[Chart and figure data]
-------------------------
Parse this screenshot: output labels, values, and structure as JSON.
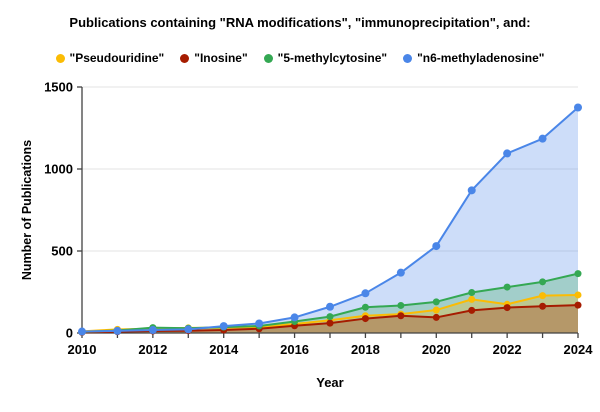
{
  "title": "Publications containing \"RNA modifications\", \"immunoprecipitation\", and:",
  "legend": {
    "items": [
      {
        "label": "\"Pseudouridine\"",
        "color": "#fbbc04"
      },
      {
        "label": "\"Inosine\"",
        "color": "#a61c00"
      },
      {
        "label": "\"5-methylcytosine\"",
        "color": "#34a853"
      },
      {
        "label": "\"n6-methyladenosine\"",
        "color": "#4a86e8"
      }
    ]
  },
  "chart_data": {
    "type": "area",
    "title": "Publications containing \"RNA modifications\", \"immunoprecipitation\", and:",
    "xlabel": "Year",
    "ylabel": "Number of Publications",
    "x": [
      2010,
      2011,
      2012,
      2013,
      2014,
      2015,
      2016,
      2017,
      2018,
      2019,
      2020,
      2021,
      2022,
      2023,
      2024
    ],
    "series": [
      {
        "name": "\"Pseudouridine\"",
        "key": "pseudouridine",
        "color": "#fbbc04",
        "values": [
          10,
          22,
          26,
          31,
          32,
          37,
          55,
          78,
          105,
          115,
          140,
          205,
          175,
          228,
          232
        ]
      },
      {
        "name": "\"Inosine\"",
        "key": "inosine",
        "color": "#a61c00",
        "values": [
          4,
          8,
          12,
          14,
          18,
          26,
          44,
          60,
          88,
          105,
          95,
          138,
          155,
          163,
          170
        ]
      },
      {
        "name": "\"5-methylcytosine\"",
        "key": "5-methylcytosine",
        "color": "#34a853",
        "values": [
          7,
          15,
          33,
          29,
          36,
          43,
          70,
          100,
          157,
          168,
          190,
          247,
          280,
          312,
          362
        ]
      },
      {
        "name": "\"n6-methyladenosine\"",
        "key": "n6-methyladenosine",
        "color": "#4a86e8",
        "values": [
          9,
          13,
          18,
          22,
          42,
          58,
          95,
          160,
          242,
          368,
          530,
          870,
          1095,
          1185,
          1375
        ]
      }
    ],
    "ylim": [
      0,
      1500
    ],
    "yticks": [
      0,
      500,
      1000,
      1500
    ],
    "xtick_labels": [
      2010,
      2012,
      2014,
      2016,
      2018,
      2020,
      2022,
      2024
    ],
    "grid": true,
    "legend_position": "top",
    "fill_opacity": 0.28,
    "fill_draw_order": [
      3,
      2,
      0,
      1
    ],
    "axis_color": "#424242",
    "grid_color": "#e3e3e3"
  }
}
-------------------------
### Written task:
Lines holding the word "containing" should be counted across the entries; state only how many there are.

### Answer to the task:
2